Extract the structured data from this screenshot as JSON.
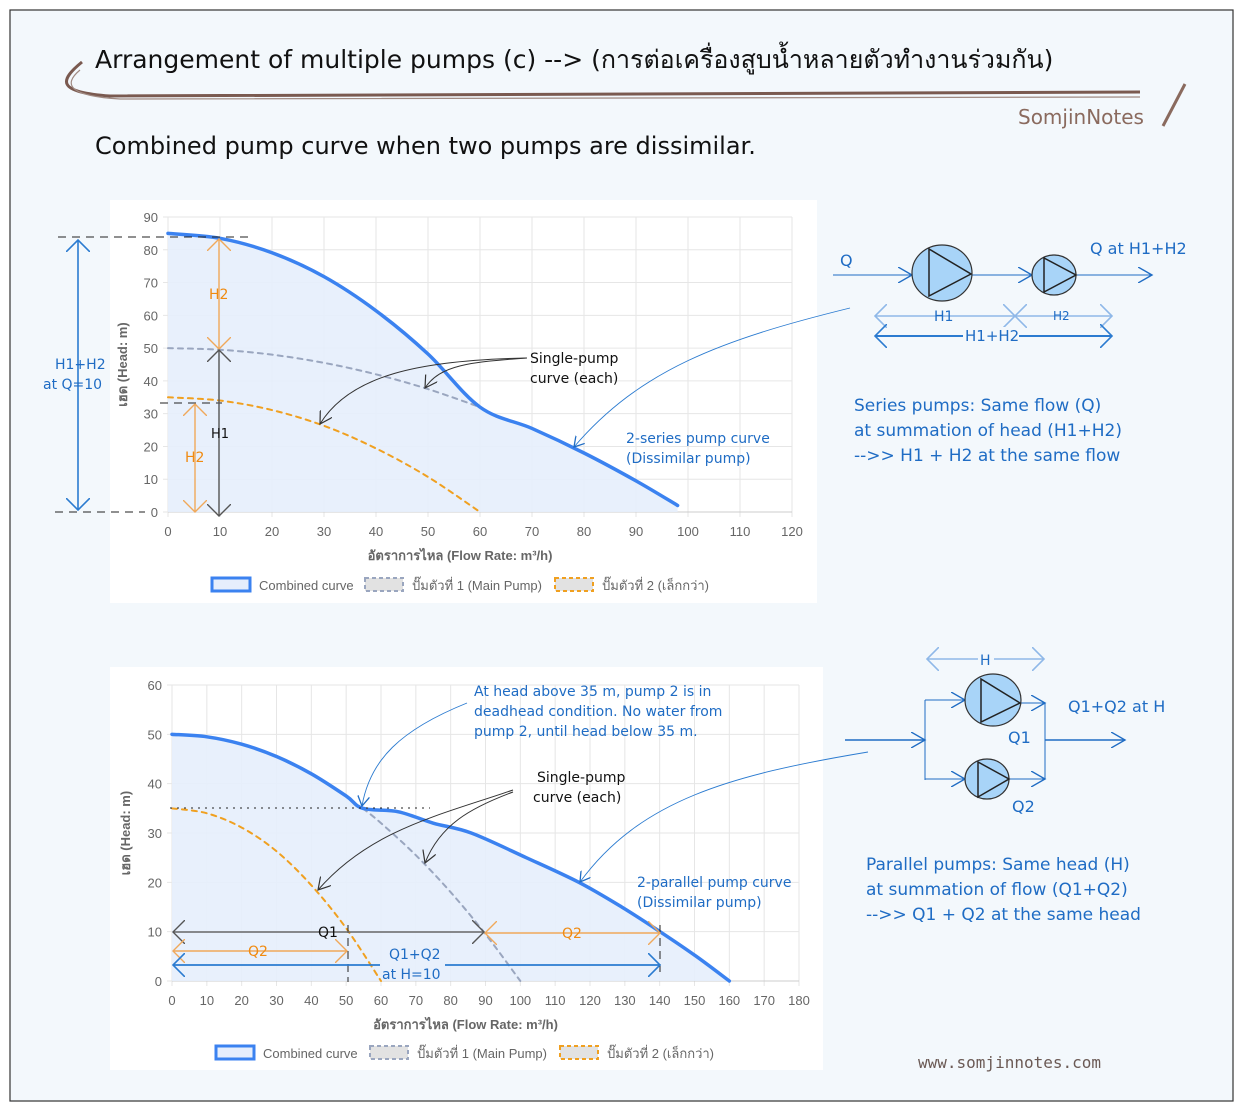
{
  "header": {
    "title": "Arrangement of multiple pumps (c) --> (การต่อเครื่องสูบน้ำหลายตัวทำงานร่วมกัน)",
    "subtitle": "Combined pump curve when two pumps are dissimilar.",
    "brand": "SomjinNotes",
    "website": "www.somjinnotes.com"
  },
  "colors": {
    "background": "#f3f8fc",
    "combined": "#3b82f0",
    "combined_fill": "#e6eefc",
    "pump1": "#9aa6bf",
    "pump2": "#f0a020",
    "annotation_blue": "#1f6cc4",
    "brand_brown": "#8a6a5e",
    "pump_fill": "#a8d4f8"
  },
  "chart_data": [
    {
      "type": "line",
      "title": "",
      "xlabel": "อัตราการไหล (Flow Rate: m³/h)",
      "ylabel": "เฮด (Head: m)",
      "xlim": [
        0,
        120
      ],
      "ylim": [
        0,
        90
      ],
      "xticks": [
        "0",
        "10",
        "20",
        "30",
        "40",
        "50",
        "60",
        "70",
        "80",
        "90",
        "100",
        "110",
        "120"
      ],
      "yticks": [
        "0",
        "10",
        "20",
        "30",
        "40",
        "50",
        "60",
        "70",
        "80",
        "90"
      ],
      "grid": true,
      "legend_placement": "bottom",
      "legend": [
        "Combined curve",
        "ปั๊มตัวที่ 1 (Main Pump)",
        "ปั๊มตัวที่ 2 (เล็กกว่า)"
      ],
      "series": [
        {
          "name": "Combined curve",
          "style": "solid-filled",
          "x": [
            0,
            10,
            20,
            30,
            40,
            50,
            60,
            70,
            80,
            90,
            98
          ],
          "y": [
            85,
            83.5,
            79.1,
            71.8,
            61.4,
            48.2,
            32,
            25.5,
            18,
            9.5,
            2
          ]
        },
        {
          "name": "ปั๊มตัวที่ 1 (Main Pump)",
          "style": "dashed",
          "x": [
            0,
            10,
            20,
            30,
            40,
            50,
            60
          ],
          "y": [
            50,
            49.5,
            48,
            45.5,
            42,
            37.5,
            32
          ]
        },
        {
          "name": "ปั๊มตัวที่ 2 (เล็กกว่า)",
          "style": "dashed",
          "x": [
            0,
            10,
            20,
            30,
            40,
            50,
            60
          ],
          "y": [
            35,
            34,
            31.1,
            26.3,
            19.4,
            10.7,
            0
          ]
        }
      ],
      "annotations": {
        "h1h2": "H1+H2",
        "h1h2_at": "at Q=10",
        "h2_upper": "H2",
        "h1": "H1",
        "h2_lower": "H2",
        "single_1": "Single-pump",
        "single_2": "curve (each)",
        "curve_1": "2-series pump curve",
        "curve_2": "(Dissimilar pump)"
      }
    },
    {
      "type": "line",
      "title": "",
      "xlabel": "อัตราการไหล (Flow Rate: m³/h)",
      "ylabel": "เฮด (Head: m)",
      "xlim": [
        0,
        180
      ],
      "ylim": [
        0,
        60
      ],
      "xticks": [
        "0",
        "10",
        "20",
        "30",
        "40",
        "50",
        "60",
        "70",
        "80",
        "90",
        "100",
        "110",
        "120",
        "130",
        "140",
        "150",
        "160",
        "170",
        "180"
      ],
      "yticks": [
        "0",
        "10",
        "20",
        "30",
        "40",
        "50",
        "60"
      ],
      "grid": true,
      "legend_placement": "bottom",
      "legend": [
        "Combined curve",
        "ปั๊มตัวที่ 1 (Main Pump)",
        "ปั๊มตัวที่ 2 (เล็กกว่า)"
      ],
      "series": [
        {
          "name": "Combined curve",
          "style": "solid-filled",
          "x": [
            0,
            10,
            20,
            30,
            40,
            50,
            54.8,
            65,
            75,
            85.9,
            101.7,
            116.8,
            129.1,
            140.1,
            150.5,
            160
          ],
          "y": [
            50,
            49.5,
            48,
            45.5,
            42,
            37.5,
            35,
            34.3,
            32,
            30,
            25,
            20,
            15,
            10,
            5,
            0
          ]
        },
        {
          "name": "ปั๊มตัวที่ 1 (Main Pump)",
          "style": "dashed",
          "x": [
            54.8,
            60,
            70,
            80,
            90,
            100
          ],
          "y": [
            35,
            32,
            25.5,
            18,
            9.5,
            0
          ]
        },
        {
          "name": "ปั๊มตัวที่ 2 (เล็กกว่า)",
          "style": "dashed",
          "x": [
            0,
            10,
            20,
            30,
            40,
            50,
            60
          ],
          "y": [
            35,
            34,
            31.1,
            26.3,
            19.4,
            10.7,
            0
          ]
        }
      ],
      "annotations": {
        "deadhead_1": "At head above 35 m, pump 2 is in",
        "deadhead_2": "deadhead condition. No water from",
        "deadhead_3": "pump 2, until head below 35 m.",
        "single_1": "Single-pump",
        "single_2": "curve (each)",
        "curve_1": "2-parallel pump curve",
        "curve_2": "(Dissimilar pump)",
        "q1": "Q1",
        "q2_right": "Q2",
        "q2_left": "Q2",
        "q1q2": "Q1+Q2",
        "q1q2_at": "at H=10"
      }
    }
  ],
  "series_diagram": {
    "q_in": "Q",
    "q_out": "Q at H1+H2",
    "h1": "H1",
    "h2": "H2",
    "h1h2": "H1+H2",
    "text": [
      "Series pumps: Same flow (Q)",
      "at summation of head (H1+H2)",
      "-->> H1 + H2 at the same flow"
    ]
  },
  "parallel_diagram": {
    "h": "H",
    "out": "Q1+Q2 at H",
    "q1": "Q1",
    "q2": "Q2",
    "text": [
      "Parallel pumps: Same head (H)",
      "at summation of flow (Q1+Q2)",
      "-->> Q1 + Q2 at the same head"
    ]
  }
}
=====
* **Work to complete**: Print all of the entries word for word. Omit the pictures they contain.

* **Solution to this exercise**:
Extract the structured data from this screenshot as JSON.
{
  "header": {
    "title": "Arrangement of multiple pumps (c) --> (การต่อเครื่องสูบน้ำหลายตัวทำงานร่วมกัน)",
    "subtitle": "Combined pump curve when two pumps are dissimilar.",
    "brand": "SomjinNotes",
    "website": "www.somjinnotes.com"
  },
  "colors": {
    "background": "#f3f8fc",
    "combined": "#3b82f0",
    "combined_fill": "#e6eefc",
    "pump1": "#9aa6bf",
    "pump2": "#f0a020",
    "annotation_blue": "#1f6cc4",
    "brand_brown": "#8a6a5e",
    "pump_fill": "#a8d4f8"
  },
  "chart_data": [
    {
      "type": "line",
      "title": "",
      "xlabel": "อัตราการไหล (Flow Rate: m³/h)",
      "ylabel": "เฮด (Head: m)",
      "xlim": [
        0,
        120
      ],
      "ylim": [
        0,
        90
      ],
      "xticks": [
        "0",
        "10",
        "20",
        "30",
        "40",
        "50",
        "60",
        "70",
        "80",
        "90",
        "100",
        "110",
        "120"
      ],
      "yticks": [
        "0",
        "10",
        "20",
        "30",
        "40",
        "50",
        "60",
        "70",
        "80",
        "90"
      ],
      "grid": true,
      "legend_placement": "bottom",
      "legend": [
        "Combined curve",
        "ปั๊มตัวที่ 1 (Main Pump)",
        "ปั๊มตัวที่ 2 (เล็กกว่า)"
      ],
      "series": [
        {
          "name": "Combined curve",
          "style": "solid-filled",
          "x": [
            0,
            10,
            20,
            30,
            40,
            50,
            60,
            70,
            80,
            90,
            98
          ],
          "y": [
            85,
            83.5,
            79.1,
            71.8,
            61.4,
            48.2,
            32,
            25.5,
            18,
            9.5,
            2
          ]
        },
        {
          "name": "ปั๊มตัวที่ 1 (Main Pump)",
          "style": "dashed",
          "x": [
            0,
            10,
            20,
            30,
            40,
            50,
            60
          ],
          "y": [
            50,
            49.5,
            48,
            45.5,
            42,
            37.5,
            32
          ]
        },
        {
          "name": "ปั๊มตัวที่ 2 (เล็กกว่า)",
          "style": "dashed",
          "x": [
            0,
            10,
            20,
            30,
            40,
            50,
            60
          ],
          "y": [
            35,
            34,
            31.1,
            26.3,
            19.4,
            10.7,
            0
          ]
        }
      ],
      "annotations": {
        "h1h2": "H1+H2",
        "h1h2_at": "at Q=10",
        "h2_upper": "H2",
        "h1": "H1",
        "h2_lower": "H2",
        "single_1": "Single-pump",
        "single_2": "curve (each)",
        "curve_1": "2-series pump curve",
        "curve_2": "(Dissimilar pump)"
      }
    },
    {
      "type": "line",
      "title": "",
      "xlabel": "อัตราการไหล (Flow Rate: m³/h)",
      "ylabel": "เฮด (Head: m)",
      "xlim": [
        0,
        180
      ],
      "ylim": [
        0,
        60
      ],
      "xticks": [
        "0",
        "10",
        "20",
        "30",
        "40",
        "50",
        "60",
        "70",
        "80",
        "90",
        "100",
        "110",
        "120",
        "130",
        "140",
        "150",
        "160",
        "170",
        "180"
      ],
      "yticks": [
        "0",
        "10",
        "20",
        "30",
        "40",
        "50",
        "60"
      ],
      "grid": true,
      "legend_placement": "bottom",
      "legend": [
        "Combined curve",
        "ปั๊มตัวที่ 1 (Main Pump)",
        "ปั๊มตัวที่ 2 (เล็กกว่า)"
      ],
      "series": [
        {
          "name": "Combined curve",
          "style": "solid-filled",
          "x": [
            0,
            10,
            20,
            30,
            40,
            50,
            54.8,
            65,
            75,
            85.9,
            101.7,
            116.8,
            129.1,
            140.1,
            150.5,
            160
          ],
          "y": [
            50,
            49.5,
            48,
            45.5,
            42,
            37.5,
            35,
            34.3,
            32,
            30,
            25,
            20,
            15,
            10,
            5,
            0
          ]
        },
        {
          "name": "ปั๊มตัวที่ 1 (Main Pump)",
          "style": "dashed",
          "x": [
            54.8,
            60,
            70,
            80,
            90,
            100
          ],
          "y": [
            35,
            32,
            25.5,
            18,
            9.5,
            0
          ]
        },
        {
          "name": "ปั๊มตัวที่ 2 (เล็กกว่า)",
          "style": "dashed",
          "x": [
            0,
            10,
            20,
            30,
            40,
            50,
            60
          ],
          "y": [
            35,
            34,
            31.1,
            26.3,
            19.4,
            10.7,
            0
          ]
        }
      ],
      "annotations": {
        "deadhead_1": "At head above 35 m, pump 2 is in",
        "deadhead_2": "deadhead condition. No water from",
        "deadhead_3": "pump 2, until head below 35 m.",
        "single_1": "Single-pump",
        "single_2": "curve (each)",
        "curve_1": "2-parallel pump curve",
        "curve_2": "(Dissimilar pump)",
        "q1": "Q1",
        "q2_right": "Q2",
        "q2_left": "Q2",
        "q1q2": "Q1+Q2",
        "q1q2_at": "at H=10"
      }
    }
  ],
  "series_diagram": {
    "q_in": "Q",
    "q_out": "Q at H1+H2",
    "h1": "H1",
    "h2": "H2",
    "h1h2": "H1+H2",
    "text": [
      "Series pumps: Same flow (Q)",
      "at summation of head (H1+H2)",
      "-->> H1 + H2 at the same flow"
    ]
  },
  "parallel_diagram": {
    "h": "H",
    "out": "Q1+Q2 at H",
    "q1": "Q1",
    "q2": "Q2",
    "text": [
      "Parallel pumps: Same head (H)",
      "at summation of flow (Q1+Q2)",
      "-->> Q1 + Q2 at the same head"
    ]
  }
}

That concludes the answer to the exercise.